Records that describe figures
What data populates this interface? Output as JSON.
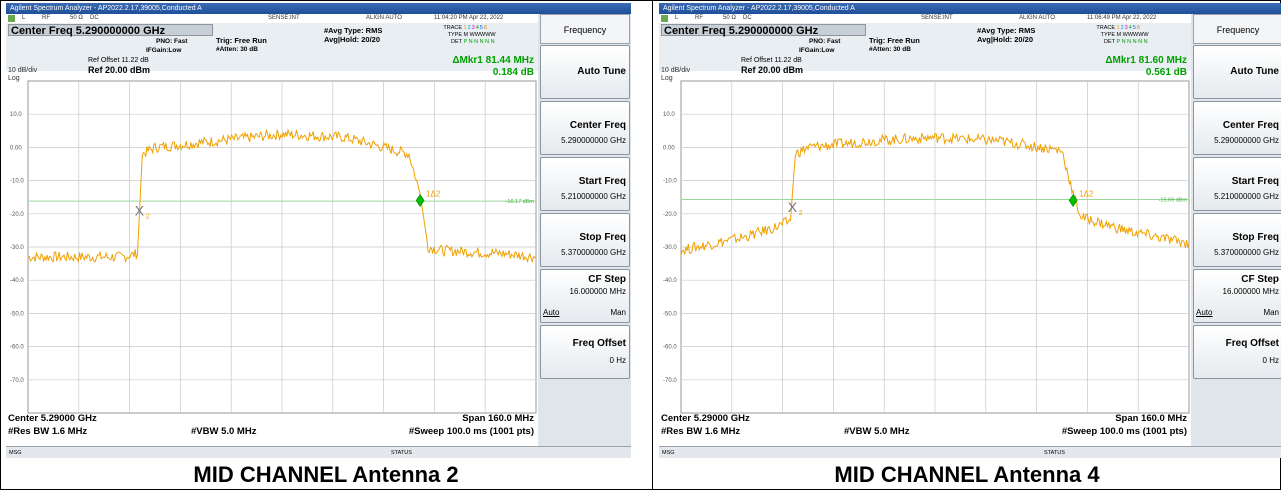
{
  "colors": {
    "trace": "#f0a000",
    "marker": "#00c000",
    "threshold": "#9bd89b",
    "grid": "#c8c8c8",
    "delta_text": "#00a000"
  },
  "panels": [
    {
      "title": "Agilent Spectrum Analyzer - AP2022.2.17,39005,Conducted A",
      "status": {
        "l": "L",
        "rf": "RF",
        "ohm": "50 Ω",
        "dc": "DC",
        "sense": "SENSE:INT",
        "align": "ALIGN AUTO",
        "time": "11:04:20 PM Apr 22, 2022"
      },
      "center_freq": "Center Freq 5.290000000 GHz",
      "pno": "PNO: Fast",
      "ifgain": "IFGain:Low",
      "trig": "Trig: Free Run",
      "atten": "#Atten: 30 dB",
      "avg_type": "#Avg Type: RMS",
      "avg_hold": "Avg|Hold: 20/20",
      "trace_label": "TRACE",
      "trace_nums": [
        "1",
        "2",
        "3",
        "4",
        "5",
        "6"
      ],
      "type_label": "TYPE",
      "type_val": "M WWWWW",
      "det_label": "DET",
      "det_val": "P N N N N N",
      "ref_offset": "Ref Offset 11.22 dB",
      "ref_level": "Ref 20.00 dBm",
      "db_div": "10 dB/div",
      "log": "Log",
      "mkr_freq": "ΔMkr1 81.44 MHz",
      "mkr_db": "0.184 dB",
      "threshold_label": "-16.17 dBm",
      "marker_label": "1Δ2",
      "ref_marker_label": "2",
      "center_label": "Center 5.29000 GHz",
      "span_label": "Span 160.0 MHz",
      "rbw": "#Res BW 1.6 MHz",
      "vbw": "#VBW 5.0 MHz",
      "sweep": "#Sweep  100.0 ms (1001 pts)",
      "msg": "MSG",
      "status_word": "STATUS",
      "caption": "MID CHANNEL Antenna 2"
    },
    {
      "title": "Agilent Spectrum Analyzer - AP2022.2.17,39005,Conducted A",
      "status": {
        "l": "L",
        "rf": "RF",
        "ohm": "50 Ω",
        "dc": "DC",
        "sense": "SENSE:INT",
        "align": "ALIGN AUTO",
        "time": "11:06:49 PM Apr 22, 2022"
      },
      "center_freq": "Center Freq 5.290000000 GHz",
      "pno": "PNO: Fast",
      "ifgain": "IFGain:Low",
      "trig": "Trig: Free Run",
      "atten": "#Atten: 30 dB",
      "avg_type": "#Avg Type: RMS",
      "avg_hold": "Avg|Hold: 20/20",
      "trace_label": "TRACE",
      "trace_nums": [
        "1",
        "2",
        "3",
        "4",
        "5",
        "6"
      ],
      "type_label": "TYPE",
      "type_val": "M WWWWW",
      "det_label": "DET",
      "det_val": "P N N N N N",
      "ref_offset": "Ref Offset 11.22 dB",
      "ref_level": "Ref 20.00 dBm",
      "db_div": "10 dB/div",
      "log": "Log",
      "mkr_freq": "ΔMkr1 81.60 MHz",
      "mkr_db": "0.561 dB",
      "threshold_label": "-15.69 dBm",
      "marker_label": "1Δ2",
      "ref_marker_label": "2",
      "center_label": "Center 5.29000 GHz",
      "span_label": "Span 160.0 MHz",
      "rbw": "#Res BW 1.6 MHz",
      "vbw": "#VBW 5.0 MHz",
      "sweep": "#Sweep  100.0 ms (1001 pts)",
      "msg": "MSG",
      "status_word": "STATUS",
      "caption": "MID CHANNEL Antenna 4"
    }
  ],
  "softkeys": {
    "title": "Frequency",
    "auto_tune": "Auto Tune",
    "center_freq": "Center Freq",
    "center_val": "5.290000000 GHz",
    "start_freq": "Start Freq",
    "start_val": "5.210000000 GHz",
    "stop_freq": "Stop Freq",
    "stop_val": "5.370000000 GHz",
    "cf_step": "CF Step",
    "cf_step_val": "16.000000 MHz",
    "auto": "Auto",
    "man": "Man",
    "freq_offset": "Freq Offset",
    "freq_offset_val": "0 Hz"
  },
  "chart_data": [
    {
      "type": "line",
      "xlabel": "",
      "ylabel": "",
      "xlim": [
        5.21,
        5.37
      ],
      "ylim": [
        -80,
        20
      ],
      "y_ticks": [
        "10.0",
        "0.00",
        "-10.0",
        "-20.0",
        "-30.0",
        "-40.0",
        "-50.0",
        "-60.0",
        "-70.0"
      ],
      "grid": true,
      "threshold_dbm": -16.17,
      "series": [
        {
          "x": [
            5.21,
            5.23,
            5.24,
            5.2445,
            5.246,
            5.25,
            5.27,
            5.29,
            5.31,
            5.33,
            5.3335,
            5.336,
            5.34,
            5.36,
            5.37
          ],
          "y": [
            -33,
            -33,
            -33,
            -32,
            -2,
            0,
            2,
            4,
            3,
            -2,
            -14,
            -30,
            -31,
            -32,
            -33
          ]
        }
      ],
      "markers": [
        {
          "label": "2",
          "x": 5.2455,
          "y": -19
        },
        {
          "label": "1Δ2",
          "x": 5.3335,
          "y": -16
        }
      ]
    },
    {
      "type": "line",
      "xlabel": "",
      "ylabel": "",
      "xlim": [
        5.21,
        5.37
      ],
      "ylim": [
        -80,
        20
      ],
      "y_ticks": [
        "10.0",
        "0.00",
        "-10.0",
        "-20.0",
        "-30.0",
        "-40.0",
        "-50.0",
        "-60.0",
        "-70.0"
      ],
      "grid": true,
      "threshold_dbm": -15.69,
      "series": [
        {
          "x": [
            5.21,
            5.22,
            5.23,
            5.24,
            5.2445,
            5.246,
            5.25,
            5.27,
            5.29,
            5.31,
            5.33,
            5.3335,
            5.336,
            5.35,
            5.37
          ],
          "y": [
            -31,
            -29,
            -27,
            -24,
            -22,
            -2,
            0,
            2,
            3,
            2,
            -1,
            -14,
            -21,
            -25,
            -29
          ]
        }
      ],
      "markers": [
        {
          "label": "2",
          "x": 5.2455,
          "y": -18
        },
        {
          "label": "1Δ2",
          "x": 5.3335,
          "y": -16
        }
      ]
    }
  ]
}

TASK GOAL: Make an exact copy of the data above, pictures excluded.

ANSWER TO THIS PROBLEM:
What data populates this interface? Output as JSON.
{
  "colors": {
    "trace": "#f0a000",
    "marker": "#00c000",
    "threshold": "#9bd89b",
    "grid": "#c8c8c8",
    "delta_text": "#00a000"
  },
  "panels": [
    {
      "title": "Agilent Spectrum Analyzer - AP2022.2.17,39005,Conducted A",
      "status": {
        "l": "L",
        "rf": "RF",
        "ohm": "50 Ω",
        "dc": "DC",
        "sense": "SENSE:INT",
        "align": "ALIGN AUTO",
        "time": "11:04:20 PM Apr 22, 2022"
      },
      "center_freq": "Center Freq 5.290000000 GHz",
      "pno": "PNO: Fast",
      "ifgain": "IFGain:Low",
      "trig": "Trig: Free Run",
      "atten": "#Atten: 30 dB",
      "avg_type": "#Avg Type: RMS",
      "avg_hold": "Avg|Hold: 20/20",
      "trace_label": "TRACE",
      "trace_nums": [
        "1",
        "2",
        "3",
        "4",
        "5",
        "6"
      ],
      "type_label": "TYPE",
      "type_val": "M WWWWW",
      "det_label": "DET",
      "det_val": "P N N N N N",
      "ref_offset": "Ref Offset 11.22 dB",
      "ref_level": "Ref 20.00 dBm",
      "db_div": "10 dB/div",
      "log": "Log",
      "mkr_freq": "ΔMkr1 81.44 MHz",
      "mkr_db": "0.184 dB",
      "threshold_label": "-16.17 dBm",
      "marker_label": "1Δ2",
      "ref_marker_label": "2",
      "center_label": "Center 5.29000 GHz",
      "span_label": "Span 160.0 MHz",
      "rbw": "#Res BW 1.6 MHz",
      "vbw": "#VBW 5.0 MHz",
      "sweep": "#Sweep  100.0 ms (1001 pts)",
      "msg": "MSG",
      "status_word": "STATUS",
      "caption": "MID CHANNEL Antenna 2"
    },
    {
      "title": "Agilent Spectrum Analyzer - AP2022.2.17,39005,Conducted A",
      "status": {
        "l": "L",
        "rf": "RF",
        "ohm": "50 Ω",
        "dc": "DC",
        "sense": "SENSE:INT",
        "align": "ALIGN AUTO",
        "time": "11:06:49 PM Apr 22, 2022"
      },
      "center_freq": "Center Freq 5.290000000 GHz",
      "pno": "PNO: Fast",
      "ifgain": "IFGain:Low",
      "trig": "Trig: Free Run",
      "atten": "#Atten: 30 dB",
      "avg_type": "#Avg Type: RMS",
      "avg_hold": "Avg|Hold: 20/20",
      "trace_label": "TRACE",
      "trace_nums": [
        "1",
        "2",
        "3",
        "4",
        "5",
        "6"
      ],
      "type_label": "TYPE",
      "type_val": "M WWWWW",
      "det_label": "DET",
      "det_val": "P N N N N N",
      "ref_offset": "Ref Offset 11.22 dB",
      "ref_level": "Ref 20.00 dBm",
      "db_div": "10 dB/div",
      "log": "Log",
      "mkr_freq": "ΔMkr1 81.60 MHz",
      "mkr_db": "0.561 dB",
      "threshold_label": "-15.69 dBm",
      "marker_label": "1Δ2",
      "ref_marker_label": "2",
      "center_label": "Center 5.29000 GHz",
      "span_label": "Span 160.0 MHz",
      "rbw": "#Res BW 1.6 MHz",
      "vbw": "#VBW 5.0 MHz",
      "sweep": "#Sweep  100.0 ms (1001 pts)",
      "msg": "MSG",
      "status_word": "STATUS",
      "caption": "MID CHANNEL Antenna 4"
    }
  ],
  "softkeys": {
    "title": "Frequency",
    "auto_tune": "Auto Tune",
    "center_freq": "Center Freq",
    "center_val": "5.290000000 GHz",
    "start_freq": "Start Freq",
    "start_val": "5.210000000 GHz",
    "stop_freq": "Stop Freq",
    "stop_val": "5.370000000 GHz",
    "cf_step": "CF Step",
    "cf_step_val": "16.000000 MHz",
    "auto": "Auto",
    "man": "Man",
    "freq_offset": "Freq Offset",
    "freq_offset_val": "0 Hz"
  },
  "chart_data": [
    {
      "type": "line",
      "xlabel": "",
      "ylabel": "",
      "xlim": [
        5.21,
        5.37
      ],
      "ylim": [
        -80,
        20
      ],
      "y_ticks": [
        "10.0",
        "0.00",
        "-10.0",
        "-20.0",
        "-30.0",
        "-40.0",
        "-50.0",
        "-60.0",
        "-70.0"
      ],
      "grid": true,
      "threshold_dbm": -16.17,
      "series": [
        {
          "x": [
            5.21,
            5.23,
            5.24,
            5.2445,
            5.246,
            5.25,
            5.27,
            5.29,
            5.31,
            5.33,
            5.3335,
            5.336,
            5.34,
            5.36,
            5.37
          ],
          "y": [
            -33,
            -33,
            -33,
            -32,
            -2,
            0,
            2,
            4,
            3,
            -2,
            -14,
            -30,
            -31,
            -32,
            -33
          ]
        }
      ],
      "markers": [
        {
          "label": "2",
          "x": 5.2455,
          "y": -19
        },
        {
          "label": "1Δ2",
          "x": 5.3335,
          "y": -16
        }
      ]
    },
    {
      "type": "line",
      "xlabel": "",
      "ylabel": "",
      "xlim": [
        5.21,
        5.37
      ],
      "ylim": [
        -80,
        20
      ],
      "y_ticks": [
        "10.0",
        "0.00",
        "-10.0",
        "-20.0",
        "-30.0",
        "-40.0",
        "-50.0",
        "-60.0",
        "-70.0"
      ],
      "grid": true,
      "threshold_dbm": -15.69,
      "series": [
        {
          "x": [
            5.21,
            5.22,
            5.23,
            5.24,
            5.2445,
            5.246,
            5.25,
            5.27,
            5.29,
            5.31,
            5.33,
            5.3335,
            5.336,
            5.35,
            5.37
          ],
          "y": [
            -31,
            -29,
            -27,
            -24,
            -22,
            -2,
            0,
            2,
            3,
            2,
            -1,
            -14,
            -21,
            -25,
            -29
          ]
        }
      ],
      "markers": [
        {
          "label": "2",
          "x": 5.2455,
          "y": -18
        },
        {
          "label": "1Δ2",
          "x": 5.3335,
          "y": -16
        }
      ]
    }
  ]
}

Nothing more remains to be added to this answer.